* [Source records]:
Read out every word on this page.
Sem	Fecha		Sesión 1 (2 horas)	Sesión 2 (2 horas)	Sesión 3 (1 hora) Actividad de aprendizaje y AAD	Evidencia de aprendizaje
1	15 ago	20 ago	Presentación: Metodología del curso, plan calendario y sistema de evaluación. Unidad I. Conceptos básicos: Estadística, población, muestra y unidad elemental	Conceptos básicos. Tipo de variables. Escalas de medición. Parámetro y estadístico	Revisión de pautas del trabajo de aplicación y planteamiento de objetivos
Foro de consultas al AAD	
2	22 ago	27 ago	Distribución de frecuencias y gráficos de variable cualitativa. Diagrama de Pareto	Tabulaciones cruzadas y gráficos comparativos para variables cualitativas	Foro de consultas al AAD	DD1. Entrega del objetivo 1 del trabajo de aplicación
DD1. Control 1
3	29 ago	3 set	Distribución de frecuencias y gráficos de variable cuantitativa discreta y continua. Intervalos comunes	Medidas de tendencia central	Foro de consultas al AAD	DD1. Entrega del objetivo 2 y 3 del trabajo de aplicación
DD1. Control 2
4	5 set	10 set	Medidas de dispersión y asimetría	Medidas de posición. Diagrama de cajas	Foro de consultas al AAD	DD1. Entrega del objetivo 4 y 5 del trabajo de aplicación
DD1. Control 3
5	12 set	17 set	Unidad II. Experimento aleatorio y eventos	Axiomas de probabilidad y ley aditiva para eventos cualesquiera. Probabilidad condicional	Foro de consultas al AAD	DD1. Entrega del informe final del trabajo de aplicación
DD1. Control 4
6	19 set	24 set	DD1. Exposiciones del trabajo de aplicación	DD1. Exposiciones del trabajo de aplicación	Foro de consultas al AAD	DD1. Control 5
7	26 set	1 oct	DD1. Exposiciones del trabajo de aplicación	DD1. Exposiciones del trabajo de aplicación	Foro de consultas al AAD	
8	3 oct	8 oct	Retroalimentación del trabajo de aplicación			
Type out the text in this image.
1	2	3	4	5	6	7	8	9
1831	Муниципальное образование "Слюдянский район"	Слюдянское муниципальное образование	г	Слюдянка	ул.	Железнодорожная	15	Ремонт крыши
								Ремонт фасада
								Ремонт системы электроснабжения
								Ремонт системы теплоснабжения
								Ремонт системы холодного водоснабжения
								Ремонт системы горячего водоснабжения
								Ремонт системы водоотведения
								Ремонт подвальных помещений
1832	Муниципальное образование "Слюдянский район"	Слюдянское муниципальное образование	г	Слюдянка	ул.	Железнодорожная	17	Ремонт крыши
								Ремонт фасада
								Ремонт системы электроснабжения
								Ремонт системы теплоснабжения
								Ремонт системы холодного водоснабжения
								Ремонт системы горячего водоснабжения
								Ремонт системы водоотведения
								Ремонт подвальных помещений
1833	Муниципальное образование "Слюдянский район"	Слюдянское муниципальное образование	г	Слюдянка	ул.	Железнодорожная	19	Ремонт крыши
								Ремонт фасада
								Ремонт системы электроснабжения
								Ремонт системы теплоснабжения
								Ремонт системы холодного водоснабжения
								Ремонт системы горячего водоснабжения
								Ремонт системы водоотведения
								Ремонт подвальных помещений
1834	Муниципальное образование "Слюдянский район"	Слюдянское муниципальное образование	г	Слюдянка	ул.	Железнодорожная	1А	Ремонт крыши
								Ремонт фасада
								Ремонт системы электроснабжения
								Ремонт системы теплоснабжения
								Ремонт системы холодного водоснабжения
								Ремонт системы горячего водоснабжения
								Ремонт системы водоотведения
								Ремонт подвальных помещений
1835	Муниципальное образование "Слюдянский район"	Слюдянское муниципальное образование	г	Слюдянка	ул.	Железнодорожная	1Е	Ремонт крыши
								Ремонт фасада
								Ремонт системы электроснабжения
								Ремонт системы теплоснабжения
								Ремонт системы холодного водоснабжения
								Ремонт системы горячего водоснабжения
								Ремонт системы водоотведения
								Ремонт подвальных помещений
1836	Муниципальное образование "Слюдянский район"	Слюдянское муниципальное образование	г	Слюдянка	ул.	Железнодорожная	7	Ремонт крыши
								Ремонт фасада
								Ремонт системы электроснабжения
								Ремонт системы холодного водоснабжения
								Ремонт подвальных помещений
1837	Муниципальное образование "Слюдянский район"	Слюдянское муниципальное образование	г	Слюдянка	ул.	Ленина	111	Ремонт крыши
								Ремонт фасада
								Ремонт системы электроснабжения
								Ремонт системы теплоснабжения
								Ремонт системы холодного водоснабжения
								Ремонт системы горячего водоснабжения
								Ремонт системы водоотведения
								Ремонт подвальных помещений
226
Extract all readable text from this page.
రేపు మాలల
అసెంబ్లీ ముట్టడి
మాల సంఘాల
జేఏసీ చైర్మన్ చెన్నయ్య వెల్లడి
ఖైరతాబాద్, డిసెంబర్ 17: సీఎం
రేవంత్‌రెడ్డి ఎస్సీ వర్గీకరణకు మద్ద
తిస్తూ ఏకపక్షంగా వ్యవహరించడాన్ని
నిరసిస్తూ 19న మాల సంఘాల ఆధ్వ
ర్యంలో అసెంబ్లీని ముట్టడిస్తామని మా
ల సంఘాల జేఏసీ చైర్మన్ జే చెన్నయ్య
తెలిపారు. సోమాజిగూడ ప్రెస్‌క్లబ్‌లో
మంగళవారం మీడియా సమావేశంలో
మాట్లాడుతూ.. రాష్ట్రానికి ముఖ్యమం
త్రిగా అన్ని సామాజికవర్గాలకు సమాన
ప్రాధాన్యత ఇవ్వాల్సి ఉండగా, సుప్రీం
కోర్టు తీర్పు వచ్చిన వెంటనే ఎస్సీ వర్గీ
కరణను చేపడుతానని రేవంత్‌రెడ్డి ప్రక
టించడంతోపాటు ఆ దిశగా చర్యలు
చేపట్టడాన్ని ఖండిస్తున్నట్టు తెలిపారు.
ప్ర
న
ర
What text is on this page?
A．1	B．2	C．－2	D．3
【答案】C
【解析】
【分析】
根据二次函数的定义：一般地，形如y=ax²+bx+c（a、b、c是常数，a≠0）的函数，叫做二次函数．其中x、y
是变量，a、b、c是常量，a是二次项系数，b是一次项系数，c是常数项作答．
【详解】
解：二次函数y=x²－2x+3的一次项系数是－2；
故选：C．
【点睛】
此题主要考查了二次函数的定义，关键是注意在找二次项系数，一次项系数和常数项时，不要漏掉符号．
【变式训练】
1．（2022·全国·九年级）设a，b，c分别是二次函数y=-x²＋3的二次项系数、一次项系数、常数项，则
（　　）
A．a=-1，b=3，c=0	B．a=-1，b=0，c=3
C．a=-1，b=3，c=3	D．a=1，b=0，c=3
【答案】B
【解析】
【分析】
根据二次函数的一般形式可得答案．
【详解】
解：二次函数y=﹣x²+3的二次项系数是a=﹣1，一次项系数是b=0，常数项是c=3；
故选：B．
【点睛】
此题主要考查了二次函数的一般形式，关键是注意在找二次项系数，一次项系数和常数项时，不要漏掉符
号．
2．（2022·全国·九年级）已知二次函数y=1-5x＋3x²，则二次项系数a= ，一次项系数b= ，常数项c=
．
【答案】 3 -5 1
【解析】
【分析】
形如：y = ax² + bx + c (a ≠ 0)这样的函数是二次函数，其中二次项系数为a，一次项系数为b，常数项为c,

* [Task goal]:
Copy every line exactly. Leave nothing out.

* [Final result]:
Read out every word on this page.
Sem	Fecha		Sesión 1 (2 horas)	Sesión 2 (2 horas)	Sesión 3 (1 hora) Actividad de aprendizaje y AAD	Evidencia de aprendizaje
1	15 ago	20 ago	Presentación: Metodología del curso, plan calendario y sistema de evaluación. Unidad I. Conceptos básicos: Estadística, población, muestra y unidad elemental	Conceptos básicos. Tipo de variables. Escalas de medición. Parámetro y estadístico	Revisión de pautas del trabajo de aplicación y planteamiento de objetivos
Foro de consultas al AAD	
2	22 ago	27 ago	Distribución de frecuencias y gráficos de variable cualitativa. Diagrama de Pareto	Tabulaciones cruzadas y gráficos comparativos para variables cualitativas	Foro de consultas al AAD	DD1. Entrega del objetivo 1 del trabajo de aplicación
DD1. Control 1
3	29 ago	3 set	Distribución de frecuencias y gráficos de variable cuantitativa discreta y continua. Intervalos comunes	Medidas de tendencia central	Foro de consultas al AAD	DD1. Entrega del objetivo 2 y 3 del trabajo de aplicación
DD1. Control 2
4	5 set	10 set	Medidas de dispersión y asimetría	Medidas de posición. Diagrama de cajas	Foro de consultas al AAD	DD1. Entrega del objetivo 4 y 5 del trabajo de aplicación
DD1. Control 3
5	12 set	17 set	Unidad II. Experimento aleatorio y eventos	Axiomas de probabilidad y ley aditiva para eventos cualesquiera. Probabilidad condicional	Foro de consultas al AAD	DD1. Entrega del informe final del trabajo de aplicación
DD1. Control 4
6	19 set	24 set	DD1. Exposiciones del trabajo de aplicación	DD1. Exposiciones del trabajo de aplicación	Foro de consultas al AAD	DD1. Control 5
7	26 set	1 oct	DD1. Exposiciones del trabajo de aplicación	DD1. Exposiciones del trabajo de aplicación	Foro de consultas al AAD	
8	3 oct	8 oct	Retroalimentación del trabajo de aplicación			
Type out the text in this image.
1	2	3	4	5	6	7	8	9
1831	Муниципальное образование "Слюдянский район"	Слюдянское муниципальное образование	г	Слюдянка	ул.	Железнодорожная	15	Ремонт крыши
								Ремонт фасада
								Ремонт системы электроснабжения
								Ремонт системы теплоснабжения
								Ремонт системы холодного водоснабжения
								Ремонт системы горячего водоснабжения
								Ремонт системы водоотведения
								Ремонт подвальных помещений
1832	Муниципальное образование "Слюдянский район"	Слюдянское муниципальное образование	г	Слюдянка	ул.	Железнодорожная	17	Ремонт крыши
								Ремонт фасада
								Ремонт системы электроснабжения
								Ремонт системы теплоснабжения
								Ремонт системы холодного водоснабжения
								Ремонт системы горячего водоснабжения
								Ремонт системы водоотведения
								Ремонт подвальных помещений
1833	Муниципальное образование "Слюдянский район"	Слюдянское муниципальное образование	г	Слюдянка	ул.	Железнодорожная	19	Ремонт крыши
								Ремонт фасада
								Ремонт системы электроснабжения
								Ремонт системы теплоснабжения
								Ремонт системы холодного водоснабжения
								Ремонт системы горячего водоснабжения
								Ремонт системы водоотведения
								Ремонт подвальных помещений
1834	Муниципальное образование "Слюдянский район"	Слюдянское муниципальное образование	г	Слюдянка	ул.	Железнодорожная	1А	Ремонт крыши
								Ремонт фасада
								Ремонт системы электроснабжения
								Ремонт системы теплоснабжения
								Ремонт системы холодного водоснабжения
								Ремонт системы горячего водоснабжения
								Ремонт системы водоотведения
								Ремонт подвальных помещений
1835	Муниципальное образование "Слюдянский район"	Слюдянское муниципальное образование	г	Слюдянка	ул.	Железнодорожная	1Е	Ремонт крыши
								Ремонт фасада
								Ремонт системы электроснабжения
								Ремонт системы теплоснабжения
								Ремонт системы холодного водоснабжения
								Ремонт системы горячего водоснабжения
								Ремонт системы водоотведения
								Ремонт подвальных помещений
1836	Муниципальное образование "Слюдянский район"	Слюдянское муниципальное образование	г	Слюдянка	ул.	Железнодорожная	7	Ремонт крыши
								Ремонт фасада
								Ремонт системы электроснабжения
								Ремонт системы холодного водоснабжения
								Ремонт подвальных помещений
1837	Муниципальное образование "Слюдянский район"	Слюдянское муниципальное образование	г	Слюдянка	ул.	Ленина	111	Ремонт крыши
								Ремонт фасада
								Ремонт системы электроснабжения
								Ремонт системы теплоснабжения
								Ремонт системы холодного водоснабжения
								Ремонт системы горячего водоснабжения
								Ремонт системы водоотведения
								Ремонт подвальных помещений
226
Extract all readable text from this page.
రేపు మాలల
అసెంబ్లీ ముట్టడి
మాల సంఘాల
జేఏసీ చైర్మన్ చెన్నయ్య వెల్లడి
ఖైరతాబాద్, డిసెంబర్ 17: సీఎం
రేవంత్‌రెడ్డి ఎస్సీ వర్గీకరణకు మద్ద
తిస్తూ ఏకపక్షంగా వ్యవహరించడాన్ని
నిరసిస్తూ 19న మాల సంఘాల ఆధ్వ
ర్యంలో అసెంబ్లీని ముట్టడిస్తామని మా
ల సంఘాల జేఏసీ చైర్మన్ జే చెన్నయ్య
తెలిపారు. సోమాజిగూడ ప్రెస్‌క్లబ్‌లో
మంగళవారం మీడియా సమావేశంలో
మాట్లాడుతూ.. రాష్ట్రానికి ముఖ్యమం
త్రిగా అన్ని సామాజికవర్గాలకు సమాన
ప్రాధాన్యత ఇవ్వాల్సి ఉండగా, సుప్రీం
కోర్టు తీర్పు వచ్చిన వెంటనే ఎస్సీ వర్గీ
కరణను చేపడుతానని రేవంత్‌రెడ్డి ప్రక
టించడంతోపాటు ఆ దిశగా చర్యలు
చేపట్టడాన్ని ఖండిస్తున్నట్టు తెలిపారు.
ప్ర
న
ర
What text is on this page?
A．1	B．2	C．－2	D．3
【答案】C
【解析】
【分析】
根据二次函数的定义：一般地，形如y=ax²+bx+c（a、b、c是常数，a≠0）的函数，叫做二次函数．其中x、y
是变量，a、b、c是常量，a是二次项系数，b是一次项系数，c是常数项作答．
【详解】
解：二次函数y=x²－2x+3的一次项系数是－2；
故选：C．
【点睛】
此题主要考查了二次函数的定义，关键是注意在找二次项系数，一次项系数和常数项时，不要漏掉符号．
【变式训练】
1．（2022·全国·九年级）设a，b，c分别是二次函数y=-x²＋3的二次项系数、一次项系数、常数项，则
（　　）
A．a=-1，b=3，c=0	B．a=-1，b=0，c=3
C．a=-1，b=3，c=3	D．a=1，b=0，c=3
【答案】B
【解析】
【分析】
根据二次函数的一般形式可得答案．
【详解】
解：二次函数y=﹣x²+3的二次项系数是a=﹣1，一次项系数是b=0，常数项是c=3；
故选：B．
【点睛】
此题主要考查了二次函数的一般形式，关键是注意在找二次项系数，一次项系数和常数项时，不要漏掉符
号．
2．（2022·全国·九年级）已知二次函数y=1-5x＋3x²，则二次项系数a= ，一次项系数b= ，常数项c=
．
【答案】 3 -5 1
【解析】
【分析】
形如：y = ax² + bx + c (a ≠ 0)这样的函数是二次函数，其中二次项系数为a，一次项系数为b，常数项为c,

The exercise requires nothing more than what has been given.